PROBLEM DESCRIPTION — Output the full listing word for word.

[Items from a figure collection]
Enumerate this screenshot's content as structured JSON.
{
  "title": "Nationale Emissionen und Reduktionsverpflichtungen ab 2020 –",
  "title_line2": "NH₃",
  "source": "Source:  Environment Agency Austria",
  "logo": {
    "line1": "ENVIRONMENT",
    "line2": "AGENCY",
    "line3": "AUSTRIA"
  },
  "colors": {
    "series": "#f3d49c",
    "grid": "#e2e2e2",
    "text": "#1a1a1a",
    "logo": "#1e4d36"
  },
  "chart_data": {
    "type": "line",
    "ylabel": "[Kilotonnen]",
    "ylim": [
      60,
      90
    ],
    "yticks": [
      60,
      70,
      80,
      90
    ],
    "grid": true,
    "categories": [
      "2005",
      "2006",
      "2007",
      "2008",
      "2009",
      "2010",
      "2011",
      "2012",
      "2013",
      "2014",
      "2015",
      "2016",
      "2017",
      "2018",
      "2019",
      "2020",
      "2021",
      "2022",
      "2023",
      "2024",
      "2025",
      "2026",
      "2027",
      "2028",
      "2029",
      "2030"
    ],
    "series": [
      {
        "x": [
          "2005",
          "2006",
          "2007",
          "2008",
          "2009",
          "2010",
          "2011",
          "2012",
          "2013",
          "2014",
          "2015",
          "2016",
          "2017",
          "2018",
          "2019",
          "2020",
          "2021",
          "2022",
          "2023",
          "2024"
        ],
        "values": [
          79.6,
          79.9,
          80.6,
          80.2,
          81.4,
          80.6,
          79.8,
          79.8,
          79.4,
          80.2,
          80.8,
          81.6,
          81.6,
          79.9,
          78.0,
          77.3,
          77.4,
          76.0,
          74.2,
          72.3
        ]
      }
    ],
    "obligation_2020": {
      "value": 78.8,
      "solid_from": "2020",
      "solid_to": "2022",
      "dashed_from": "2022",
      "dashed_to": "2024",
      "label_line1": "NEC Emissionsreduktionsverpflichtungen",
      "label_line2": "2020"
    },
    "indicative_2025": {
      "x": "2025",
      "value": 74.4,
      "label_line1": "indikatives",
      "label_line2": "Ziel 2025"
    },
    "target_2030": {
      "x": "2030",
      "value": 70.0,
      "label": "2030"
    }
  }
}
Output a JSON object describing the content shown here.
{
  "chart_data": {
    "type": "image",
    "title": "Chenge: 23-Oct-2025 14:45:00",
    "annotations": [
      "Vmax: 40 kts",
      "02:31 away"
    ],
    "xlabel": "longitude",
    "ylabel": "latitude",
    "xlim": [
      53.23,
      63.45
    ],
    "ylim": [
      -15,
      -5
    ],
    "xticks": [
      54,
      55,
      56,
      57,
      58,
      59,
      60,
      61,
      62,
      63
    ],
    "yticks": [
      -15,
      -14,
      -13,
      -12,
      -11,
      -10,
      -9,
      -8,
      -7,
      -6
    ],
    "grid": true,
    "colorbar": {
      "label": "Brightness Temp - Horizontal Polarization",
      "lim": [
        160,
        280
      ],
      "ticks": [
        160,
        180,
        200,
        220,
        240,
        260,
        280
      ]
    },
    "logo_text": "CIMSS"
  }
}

TASK RESPONSE —
Enumerate this screenshot's content as structured JSON.
{
  "title": "Nationale Emissionen und Reduktionsverpflichtungen ab 2020 –",
  "title_line2": "NH₃",
  "source": "Source:  Environment Agency Austria",
  "logo": {
    "line1": "ENVIRONMENT",
    "line2": "AGENCY",
    "line3": "AUSTRIA"
  },
  "colors": {
    "series": "#f3d49c",
    "grid": "#e2e2e2",
    "text": "#1a1a1a",
    "logo": "#1e4d36"
  },
  "chart_data": {
    "type": "line",
    "ylabel": "[Kilotonnen]",
    "ylim": [
      60,
      90
    ],
    "yticks": [
      60,
      70,
      80,
      90
    ],
    "grid": true,
    "categories": [
      "2005",
      "2006",
      "2007",
      "2008",
      "2009",
      "2010",
      "2011",
      "2012",
      "2013",
      "2014",
      "2015",
      "2016",
      "2017",
      "2018",
      "2019",
      "2020",
      "2021",
      "2022",
      "2023",
      "2024",
      "2025",
      "2026",
      "2027",
      "2028",
      "2029",
      "2030"
    ],
    "series": [
      {
        "x": [
          "2005",
          "2006",
          "2007",
          "2008",
          "2009",
          "2010",
          "2011",
          "2012",
          "2013",
          "2014",
          "2015",
          "2016",
          "2017",
          "2018",
          "2019",
          "2020",
          "2021",
          "2022",
          "2023",
          "2024"
        ],
        "values": [
          79.6,
          79.9,
          80.6,
          80.2,
          81.4,
          80.6,
          79.8,
          79.8,
          79.4,
          80.2,
          80.8,
          81.6,
          81.6,
          79.9,
          78.0,
          77.3,
          77.4,
          76.0,
          74.2,
          72.3
        ]
      }
    ],
    "obligation_2020": {
      "value": 78.8,
      "solid_from": "2020",
      "solid_to": "2022",
      "dashed_from": "2022",
      "dashed_to": "2024",
      "label_line1": "NEC Emissionsreduktionsverpflichtungen",
      "label_line2": "2020"
    },
    "indicative_2025": {
      "x": "2025",
      "value": 74.4,
      "label_line1": "indikatives",
      "label_line2": "Ziel 2025"
    },
    "target_2030": {
      "x": "2030",
      "value": 70.0,
      "label": "2030"
    }
  }
}
Output a JSON object describing the content shown here.
{
  "chart_data": {
    "type": "image",
    "title": "Chenge: 23-Oct-2025 14:45:00",
    "annotations": [
      "Vmax: 40 kts",
      "02:31 away"
    ],
    "xlabel": "longitude",
    "ylabel": "latitude",
    "xlim": [
      53.23,
      63.45
    ],
    "ylim": [
      -15,
      -5
    ],
    "xticks": [
      54,
      55,
      56,
      57,
      58,
      59,
      60,
      61,
      62,
      63
    ],
    "yticks": [
      -15,
      -14,
      -13,
      -12,
      -11,
      -10,
      -9,
      -8,
      -7,
      -6
    ],
    "grid": true,
    "colorbar": {
      "label": "Brightness Temp - Horizontal Polarization",
      "lim": [
        160,
        280
      ],
      "ticks": [
        160,
        180,
        200,
        220,
        240,
        260,
        280
      ]
    },
    "logo_text": "CIMSS"
  }
}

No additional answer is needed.